The request
Please show every line of the items below that contains the string "全部商品", copying each line in full. Case counts.

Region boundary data
###
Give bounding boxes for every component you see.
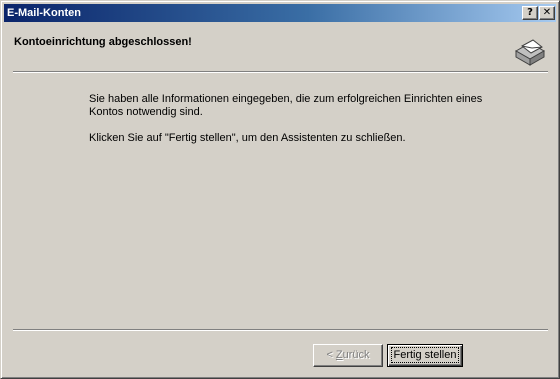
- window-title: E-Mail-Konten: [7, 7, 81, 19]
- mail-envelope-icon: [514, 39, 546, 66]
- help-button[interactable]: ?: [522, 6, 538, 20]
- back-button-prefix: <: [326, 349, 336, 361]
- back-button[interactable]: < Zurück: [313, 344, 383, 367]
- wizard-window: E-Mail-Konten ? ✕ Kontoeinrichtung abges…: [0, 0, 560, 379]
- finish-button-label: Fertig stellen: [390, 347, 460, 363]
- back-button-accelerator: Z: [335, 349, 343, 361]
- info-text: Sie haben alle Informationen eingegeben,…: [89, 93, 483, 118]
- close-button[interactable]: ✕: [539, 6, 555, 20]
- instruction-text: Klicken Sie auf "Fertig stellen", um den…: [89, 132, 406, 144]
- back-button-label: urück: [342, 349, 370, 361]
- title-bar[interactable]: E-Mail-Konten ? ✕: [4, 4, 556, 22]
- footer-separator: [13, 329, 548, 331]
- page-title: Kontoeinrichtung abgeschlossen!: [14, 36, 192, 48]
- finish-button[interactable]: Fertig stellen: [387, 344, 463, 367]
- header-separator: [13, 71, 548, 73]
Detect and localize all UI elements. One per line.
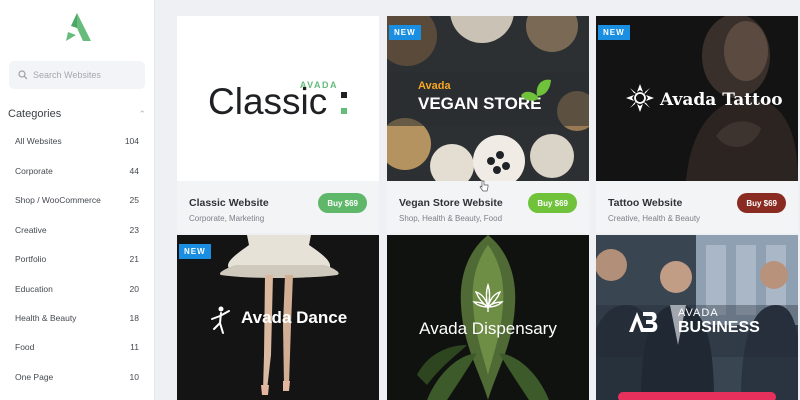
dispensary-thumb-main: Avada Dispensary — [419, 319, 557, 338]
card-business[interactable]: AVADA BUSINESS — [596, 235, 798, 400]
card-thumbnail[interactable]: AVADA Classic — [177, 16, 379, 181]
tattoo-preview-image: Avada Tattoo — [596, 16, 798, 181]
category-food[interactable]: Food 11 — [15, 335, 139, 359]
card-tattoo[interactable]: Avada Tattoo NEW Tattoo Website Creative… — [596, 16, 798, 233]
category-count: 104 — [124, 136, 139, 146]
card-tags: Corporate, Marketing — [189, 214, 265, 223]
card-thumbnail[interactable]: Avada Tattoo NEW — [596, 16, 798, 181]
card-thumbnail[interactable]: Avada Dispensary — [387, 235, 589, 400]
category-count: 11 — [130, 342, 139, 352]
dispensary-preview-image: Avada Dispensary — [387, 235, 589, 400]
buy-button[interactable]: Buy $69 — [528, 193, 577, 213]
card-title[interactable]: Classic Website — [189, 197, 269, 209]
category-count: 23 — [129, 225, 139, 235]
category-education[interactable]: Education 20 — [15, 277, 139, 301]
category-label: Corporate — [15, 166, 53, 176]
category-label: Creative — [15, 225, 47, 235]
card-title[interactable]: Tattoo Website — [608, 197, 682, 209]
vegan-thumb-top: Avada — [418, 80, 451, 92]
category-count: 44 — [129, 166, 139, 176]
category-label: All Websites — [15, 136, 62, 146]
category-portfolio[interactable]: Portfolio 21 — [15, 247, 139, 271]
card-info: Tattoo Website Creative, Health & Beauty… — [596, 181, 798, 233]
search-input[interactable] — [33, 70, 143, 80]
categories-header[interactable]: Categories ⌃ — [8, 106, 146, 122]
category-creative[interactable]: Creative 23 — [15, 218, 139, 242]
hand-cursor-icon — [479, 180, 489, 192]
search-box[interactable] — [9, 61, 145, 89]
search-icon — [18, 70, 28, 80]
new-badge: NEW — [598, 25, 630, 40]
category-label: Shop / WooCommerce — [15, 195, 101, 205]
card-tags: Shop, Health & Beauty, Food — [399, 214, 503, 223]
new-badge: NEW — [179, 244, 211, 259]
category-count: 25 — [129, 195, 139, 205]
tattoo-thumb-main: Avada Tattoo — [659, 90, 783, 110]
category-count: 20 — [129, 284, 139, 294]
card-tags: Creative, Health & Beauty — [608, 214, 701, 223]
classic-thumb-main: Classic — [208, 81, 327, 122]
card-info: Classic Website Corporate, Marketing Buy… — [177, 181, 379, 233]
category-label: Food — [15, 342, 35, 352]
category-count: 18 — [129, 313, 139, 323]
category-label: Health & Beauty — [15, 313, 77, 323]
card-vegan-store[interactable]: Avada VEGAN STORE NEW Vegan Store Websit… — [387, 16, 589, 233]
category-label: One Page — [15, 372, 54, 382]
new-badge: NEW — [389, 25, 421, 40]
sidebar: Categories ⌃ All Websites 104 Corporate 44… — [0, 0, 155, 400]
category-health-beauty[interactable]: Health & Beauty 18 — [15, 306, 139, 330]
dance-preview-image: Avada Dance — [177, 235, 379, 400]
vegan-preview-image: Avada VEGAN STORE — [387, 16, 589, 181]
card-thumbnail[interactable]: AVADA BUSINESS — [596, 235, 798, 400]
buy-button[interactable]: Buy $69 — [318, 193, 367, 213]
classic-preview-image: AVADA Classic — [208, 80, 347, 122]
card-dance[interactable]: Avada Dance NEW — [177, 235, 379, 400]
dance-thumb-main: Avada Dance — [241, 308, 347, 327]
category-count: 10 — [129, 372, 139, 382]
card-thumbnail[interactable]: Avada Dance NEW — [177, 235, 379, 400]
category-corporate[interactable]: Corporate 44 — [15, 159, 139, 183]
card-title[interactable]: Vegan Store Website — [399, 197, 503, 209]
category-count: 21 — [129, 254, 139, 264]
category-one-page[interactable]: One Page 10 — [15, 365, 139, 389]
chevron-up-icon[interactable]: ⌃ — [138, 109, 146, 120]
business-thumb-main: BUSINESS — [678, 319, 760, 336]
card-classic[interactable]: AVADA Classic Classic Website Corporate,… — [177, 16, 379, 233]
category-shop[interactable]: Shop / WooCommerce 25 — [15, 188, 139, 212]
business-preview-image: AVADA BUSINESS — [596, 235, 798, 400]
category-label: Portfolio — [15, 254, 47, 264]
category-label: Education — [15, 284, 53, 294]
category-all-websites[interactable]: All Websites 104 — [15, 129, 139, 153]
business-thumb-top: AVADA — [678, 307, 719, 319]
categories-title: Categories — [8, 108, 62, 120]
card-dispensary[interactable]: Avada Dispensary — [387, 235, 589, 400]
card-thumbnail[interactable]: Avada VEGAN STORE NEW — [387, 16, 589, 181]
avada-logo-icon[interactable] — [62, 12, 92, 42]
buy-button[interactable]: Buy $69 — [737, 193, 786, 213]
###
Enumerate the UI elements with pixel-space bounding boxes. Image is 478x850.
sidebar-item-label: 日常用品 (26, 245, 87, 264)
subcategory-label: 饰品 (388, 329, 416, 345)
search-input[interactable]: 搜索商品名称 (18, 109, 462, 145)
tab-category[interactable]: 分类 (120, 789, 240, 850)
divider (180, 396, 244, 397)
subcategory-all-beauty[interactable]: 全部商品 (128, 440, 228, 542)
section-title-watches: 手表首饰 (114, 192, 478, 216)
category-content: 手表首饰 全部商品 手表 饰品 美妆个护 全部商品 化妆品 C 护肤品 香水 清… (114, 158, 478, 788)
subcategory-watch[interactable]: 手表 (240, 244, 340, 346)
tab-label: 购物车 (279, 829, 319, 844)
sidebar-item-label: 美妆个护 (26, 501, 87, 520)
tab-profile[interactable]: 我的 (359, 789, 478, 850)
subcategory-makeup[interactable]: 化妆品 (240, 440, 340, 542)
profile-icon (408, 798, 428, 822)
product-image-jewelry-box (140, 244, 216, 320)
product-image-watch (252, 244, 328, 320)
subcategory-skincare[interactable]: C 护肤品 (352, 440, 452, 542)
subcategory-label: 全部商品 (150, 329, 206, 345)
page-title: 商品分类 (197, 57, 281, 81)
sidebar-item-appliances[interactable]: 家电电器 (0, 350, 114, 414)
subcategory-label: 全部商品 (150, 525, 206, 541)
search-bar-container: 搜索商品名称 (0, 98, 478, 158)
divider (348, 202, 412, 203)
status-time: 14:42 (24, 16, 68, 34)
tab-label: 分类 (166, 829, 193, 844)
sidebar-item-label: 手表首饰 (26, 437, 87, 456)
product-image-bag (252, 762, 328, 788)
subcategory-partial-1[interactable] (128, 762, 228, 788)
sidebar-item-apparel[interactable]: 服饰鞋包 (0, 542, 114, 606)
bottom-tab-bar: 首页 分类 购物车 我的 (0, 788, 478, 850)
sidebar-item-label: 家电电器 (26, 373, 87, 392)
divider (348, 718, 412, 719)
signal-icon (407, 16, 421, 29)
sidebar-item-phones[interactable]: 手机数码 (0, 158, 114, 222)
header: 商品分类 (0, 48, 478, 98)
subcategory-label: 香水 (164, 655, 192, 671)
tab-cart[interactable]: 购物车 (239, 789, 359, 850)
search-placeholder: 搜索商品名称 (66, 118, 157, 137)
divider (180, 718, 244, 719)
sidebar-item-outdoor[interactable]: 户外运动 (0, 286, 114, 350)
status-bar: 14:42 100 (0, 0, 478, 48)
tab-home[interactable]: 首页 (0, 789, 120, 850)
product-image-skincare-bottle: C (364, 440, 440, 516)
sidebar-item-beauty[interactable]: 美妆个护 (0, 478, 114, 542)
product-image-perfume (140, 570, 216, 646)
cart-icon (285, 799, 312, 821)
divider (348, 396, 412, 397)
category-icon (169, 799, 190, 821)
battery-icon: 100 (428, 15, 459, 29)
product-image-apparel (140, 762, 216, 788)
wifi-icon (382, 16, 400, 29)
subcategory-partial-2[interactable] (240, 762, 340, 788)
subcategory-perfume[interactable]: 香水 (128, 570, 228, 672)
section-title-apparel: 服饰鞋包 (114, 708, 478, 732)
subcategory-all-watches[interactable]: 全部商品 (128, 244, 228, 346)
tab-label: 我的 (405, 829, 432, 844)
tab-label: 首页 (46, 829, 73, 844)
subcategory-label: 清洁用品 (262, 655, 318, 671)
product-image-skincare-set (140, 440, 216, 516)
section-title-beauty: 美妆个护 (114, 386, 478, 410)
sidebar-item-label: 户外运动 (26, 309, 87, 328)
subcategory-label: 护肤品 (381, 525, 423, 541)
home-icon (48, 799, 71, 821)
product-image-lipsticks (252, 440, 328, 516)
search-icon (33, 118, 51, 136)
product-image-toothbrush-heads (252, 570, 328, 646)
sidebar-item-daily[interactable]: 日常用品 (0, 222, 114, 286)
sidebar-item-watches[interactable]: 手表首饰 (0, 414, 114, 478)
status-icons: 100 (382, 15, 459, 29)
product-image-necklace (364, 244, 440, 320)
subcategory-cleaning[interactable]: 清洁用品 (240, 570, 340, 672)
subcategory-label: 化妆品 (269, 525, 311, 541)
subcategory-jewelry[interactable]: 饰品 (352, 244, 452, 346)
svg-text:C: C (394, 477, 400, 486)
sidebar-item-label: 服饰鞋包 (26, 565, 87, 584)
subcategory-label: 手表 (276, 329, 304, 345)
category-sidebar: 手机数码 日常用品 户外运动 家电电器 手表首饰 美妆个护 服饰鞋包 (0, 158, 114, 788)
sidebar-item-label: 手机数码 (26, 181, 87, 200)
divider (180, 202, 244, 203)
###
Task result
subcategory-all-beauty[interactable]: 全部商品 (128, 440, 228, 542)
category-content: 手表首饰 全部商品 手表 饰品 美妆个护 全部商品 化妆品 C 护肤品 香水 清… (114, 158, 478, 788)
subcategory-label: 全部商品 (150, 329, 206, 345)
subcategory-label: 全部商品 (150, 525, 206, 541)
subcategory-all-watches[interactable]: 全部商品 (128, 244, 228, 346)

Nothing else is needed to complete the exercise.